Recorded data
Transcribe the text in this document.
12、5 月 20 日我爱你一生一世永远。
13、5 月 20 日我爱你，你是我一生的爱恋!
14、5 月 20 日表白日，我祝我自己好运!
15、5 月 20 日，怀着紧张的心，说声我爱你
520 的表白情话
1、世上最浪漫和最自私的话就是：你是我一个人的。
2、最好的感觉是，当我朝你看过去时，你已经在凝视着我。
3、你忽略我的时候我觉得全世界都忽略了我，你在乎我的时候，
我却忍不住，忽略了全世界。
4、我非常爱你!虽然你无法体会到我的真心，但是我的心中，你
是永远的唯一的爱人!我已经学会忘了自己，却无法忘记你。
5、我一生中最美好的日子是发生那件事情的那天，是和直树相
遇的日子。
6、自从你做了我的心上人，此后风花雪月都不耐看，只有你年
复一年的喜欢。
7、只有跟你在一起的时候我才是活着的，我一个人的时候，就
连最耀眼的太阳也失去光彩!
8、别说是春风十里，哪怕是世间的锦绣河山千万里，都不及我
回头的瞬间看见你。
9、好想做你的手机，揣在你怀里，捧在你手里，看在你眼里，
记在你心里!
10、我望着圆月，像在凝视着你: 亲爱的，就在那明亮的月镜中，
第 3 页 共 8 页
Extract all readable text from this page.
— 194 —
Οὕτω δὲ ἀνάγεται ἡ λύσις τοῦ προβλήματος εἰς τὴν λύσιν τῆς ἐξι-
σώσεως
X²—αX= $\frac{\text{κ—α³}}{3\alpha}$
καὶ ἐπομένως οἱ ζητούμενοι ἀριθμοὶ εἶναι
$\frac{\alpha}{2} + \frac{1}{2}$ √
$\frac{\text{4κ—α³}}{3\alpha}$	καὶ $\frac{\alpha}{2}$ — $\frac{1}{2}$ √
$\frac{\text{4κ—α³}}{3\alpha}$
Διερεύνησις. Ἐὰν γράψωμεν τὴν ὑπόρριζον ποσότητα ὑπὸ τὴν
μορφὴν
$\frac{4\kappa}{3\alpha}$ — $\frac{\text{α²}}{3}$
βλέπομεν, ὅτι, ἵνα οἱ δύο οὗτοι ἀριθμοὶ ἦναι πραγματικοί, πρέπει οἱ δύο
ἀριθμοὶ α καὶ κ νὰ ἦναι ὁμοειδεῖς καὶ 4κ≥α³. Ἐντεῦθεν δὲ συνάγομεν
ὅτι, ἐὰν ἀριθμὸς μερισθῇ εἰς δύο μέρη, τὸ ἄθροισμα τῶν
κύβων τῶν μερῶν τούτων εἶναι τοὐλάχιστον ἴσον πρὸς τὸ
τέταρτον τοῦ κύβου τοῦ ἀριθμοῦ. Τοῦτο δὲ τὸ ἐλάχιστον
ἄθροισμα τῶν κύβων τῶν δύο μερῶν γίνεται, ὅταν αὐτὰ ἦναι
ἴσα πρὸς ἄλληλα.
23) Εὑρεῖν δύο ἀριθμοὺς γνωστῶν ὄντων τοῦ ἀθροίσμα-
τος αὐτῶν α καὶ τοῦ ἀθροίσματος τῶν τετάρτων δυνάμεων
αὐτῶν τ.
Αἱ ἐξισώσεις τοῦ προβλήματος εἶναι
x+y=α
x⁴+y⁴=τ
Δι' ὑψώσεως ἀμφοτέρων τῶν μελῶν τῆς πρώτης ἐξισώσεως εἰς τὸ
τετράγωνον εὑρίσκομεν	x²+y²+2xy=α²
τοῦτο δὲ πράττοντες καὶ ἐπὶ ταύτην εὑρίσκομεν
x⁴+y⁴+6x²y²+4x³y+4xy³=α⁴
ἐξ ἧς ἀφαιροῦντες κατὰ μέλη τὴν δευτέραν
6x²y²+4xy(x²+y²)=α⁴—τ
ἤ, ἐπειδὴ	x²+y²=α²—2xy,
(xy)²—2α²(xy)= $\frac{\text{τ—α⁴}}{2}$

STATED GOAL
Restate the records, all of them, precisely as written.

TASK ANSWER
Transcribe the text in this document.
12、5 月 20 日我爱你一生一世永远。
13、5 月 20 日我爱你，你是我一生的爱恋!
14、5 月 20 日表白日，我祝我自己好运!
15、5 月 20 日，怀着紧张的心，说声我爱你
520 的表白情话
1、世上最浪漫和最自私的话就是：你是我一个人的。
2、最好的感觉是，当我朝你看过去时，你已经在凝视着我。
3、你忽略我的时候我觉得全世界都忽略了我，你在乎我的时候，
我却忍不住，忽略了全世界。
4、我非常爱你!虽然你无法体会到我的真心，但是我的心中，你
是永远的唯一的爱人!我已经学会忘了自己，却无法忘记你。
5、我一生中最美好的日子是发生那件事情的那天，是和直树相
遇的日子。
6、自从你做了我的心上人，此后风花雪月都不耐看，只有你年
复一年的喜欢。
7、只有跟你在一起的时候我才是活着的，我一个人的时候，就
连最耀眼的太阳也失去光彩!
8、别说是春风十里，哪怕是世间的锦绣河山千万里，都不及我
回头的瞬间看见你。
9、好想做你的手机，揣在你怀里，捧在你手里，看在你眼里，
记在你心里!
10、我望着圆月，像在凝视着你: 亲爱的，就在那明亮的月镜中，
第 3 页 共 8 页
Extract all readable text from this page.
— 194 —
Οὕτω δὲ ἀνάγεται ἡ λύσις τοῦ προβλήματος εἰς τὴν λύσιν τῆς ἐξι-
σώσεως
X²—αX= $\frac{\text{κ—α³}}{3\alpha}$
καὶ ἐπομένως οἱ ζητούμενοι ἀριθμοὶ εἶναι
$\frac{\alpha}{2} + \frac{1}{2}$ √
$\frac{\text{4κ—α³}}{3\alpha}$	καὶ $\frac{\alpha}{2}$ — $\frac{1}{2}$ √
$\frac{\text{4κ—α³}}{3\alpha}$
Διερεύνησις. Ἐὰν γράψωμεν τὴν ὑπόρριζον ποσότητα ὑπὸ τὴν
μορφὴν
$\frac{4\kappa}{3\alpha}$ — $\frac{\text{α²}}{3}$
βλέπομεν, ὅτι, ἵνα οἱ δύο οὗτοι ἀριθμοὶ ἦναι πραγματικοί, πρέπει οἱ δύο
ἀριθμοὶ α καὶ κ νὰ ἦναι ὁμοειδεῖς καὶ 4κ≥α³. Ἐντεῦθεν δὲ συνάγομεν
ὅτι, ἐὰν ἀριθμὸς μερισθῇ εἰς δύο μέρη, τὸ ἄθροισμα τῶν
κύβων τῶν μερῶν τούτων εἶναι τοὐλάχιστον ἴσον πρὸς τὸ
τέταρτον τοῦ κύβου τοῦ ἀριθμοῦ. Τοῦτο δὲ τὸ ἐλάχιστον
ἄθροισμα τῶν κύβων τῶν δύο μερῶν γίνεται, ὅταν αὐτὰ ἦναι
ἴσα πρὸς ἄλληλα.
23) Εὑρεῖν δύο ἀριθμοὺς γνωστῶν ὄντων τοῦ ἀθροίσμα-
τος αὐτῶν α καὶ τοῦ ἀθροίσματος τῶν τετάρτων δυνάμεων
αὐτῶν τ.
Αἱ ἐξισώσεις τοῦ προβλήματος εἶναι
x+y=α
x⁴+y⁴=τ
Δι' ὑψώσεως ἀμφοτέρων τῶν μελῶν τῆς πρώτης ἐξισώσεως εἰς τὸ
τετράγωνον εὑρίσκομεν	x²+y²+2xy=α²
τοῦτο δὲ πράττοντες καὶ ἐπὶ ταύτην εὑρίσκομεν
x⁴+y⁴+6x²y²+4x³y+4xy³=α⁴
ἐξ ἧς ἀφαιροῦντες κατὰ μέλη τὴν δευτέραν
6x²y²+4xy(x²+y²)=α⁴—τ
ἤ, ἐπειδὴ	x²+y²=α²—2xy,
(xy)²—2α²(xy)= $\frac{\text{τ—α⁴}}{2}$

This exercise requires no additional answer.